Data for this exercise:
<<<<

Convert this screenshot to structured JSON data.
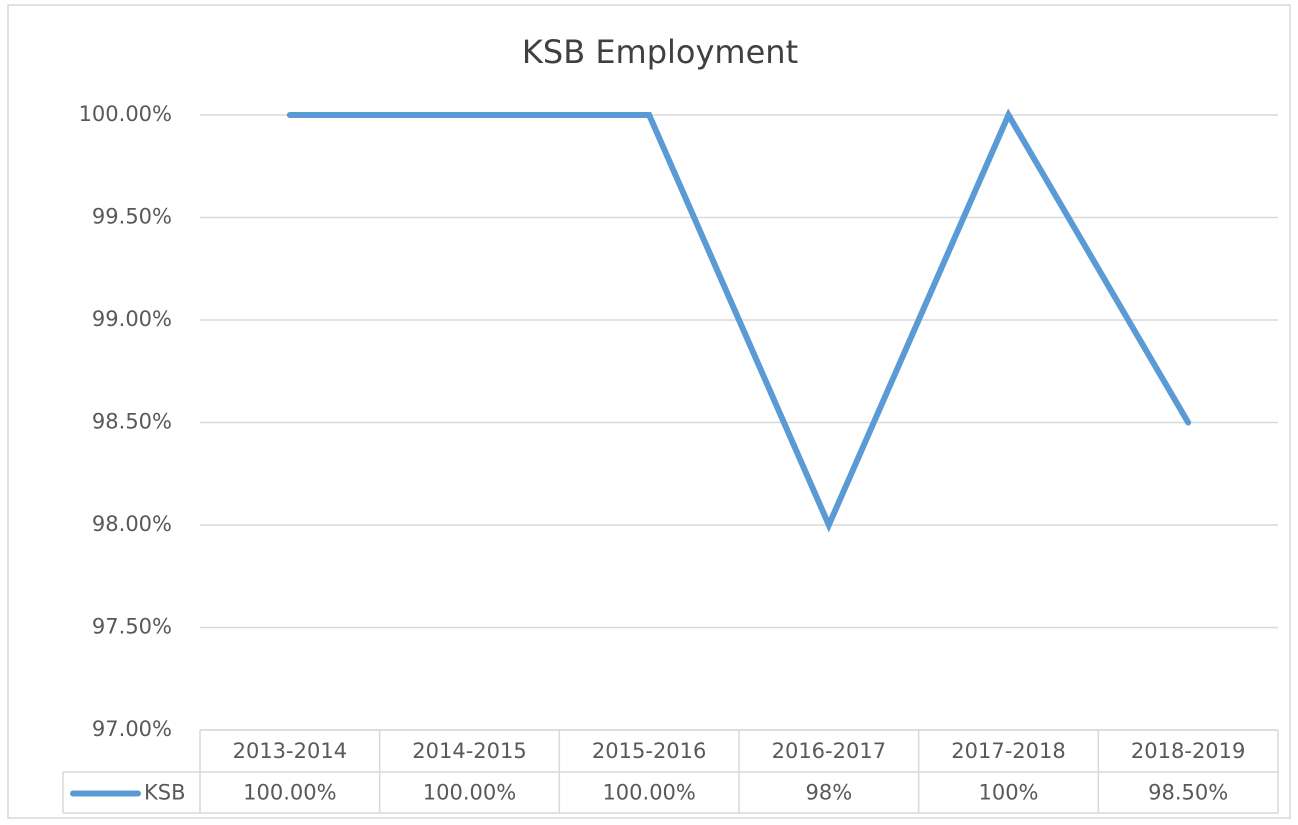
{
  "chart_data": {
    "type": "line",
    "title": "KSB Employment",
    "categories": [
      "2013-2014",
      "2014-2015",
      "2015-2016",
      "2016-2017",
      "2017-2018",
      "2018-2019"
    ],
    "series": [
      {
        "name": "KSB",
        "color": "#5b9bd5",
        "values": [
          100,
          100,
          100,
          98,
          100,
          98.5
        ],
        "value_labels": [
          "100.00%",
          "100.00%",
          "100.00%",
          "98%",
          "100%",
          "98.50%"
        ]
      }
    ],
    "ylim": [
      97,
      100
    ],
    "yticks": [
      {
        "value": 97,
        "label": "97.00%"
      },
      {
        "value": 97.5,
        "label": "97.50%"
      },
      {
        "value": 98,
        "label": "98.00%"
      },
      {
        "value": 98.5,
        "label": "98.50%"
      },
      {
        "value": 99,
        "label": "99.00%"
      },
      {
        "value": 99.5,
        "label": "99.50%"
      },
      {
        "value": 100,
        "label": "100.00%"
      }
    ],
    "grid": true,
    "data_table": true
  }
}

>>>>

Short task:
Without the pictures, copy the material exactly as given.

Solution below:
Convert this screenshot to structured JSON data.
{
  "chart_data": {
    "type": "line",
    "title": "KSB Employment",
    "categories": [
      "2013-2014",
      "2014-2015",
      "2015-2016",
      "2016-2017",
      "2017-2018",
      "2018-2019"
    ],
    "series": [
      {
        "name": "KSB",
        "color": "#5b9bd5",
        "values": [
          100,
          100,
          100,
          98,
          100,
          98.5
        ],
        "value_labels": [
          "100.00%",
          "100.00%",
          "100.00%",
          "98%",
          "100%",
          "98.50%"
        ]
      }
    ],
    "ylim": [
      97,
      100
    ],
    "yticks": [
      {
        "value": 97,
        "label": "97.00%"
      },
      {
        "value": 97.5,
        "label": "97.50%"
      },
      {
        "value": 98,
        "label": "98.00%"
      },
      {
        "value": 98.5,
        "label": "98.50%"
      },
      {
        "value": 99,
        "label": "99.00%"
      },
      {
        "value": 99.5,
        "label": "99.50%"
      },
      {
        "value": 100,
        "label": "100.00%"
      }
    ],
    "grid": true,
    "data_table": true
  }
}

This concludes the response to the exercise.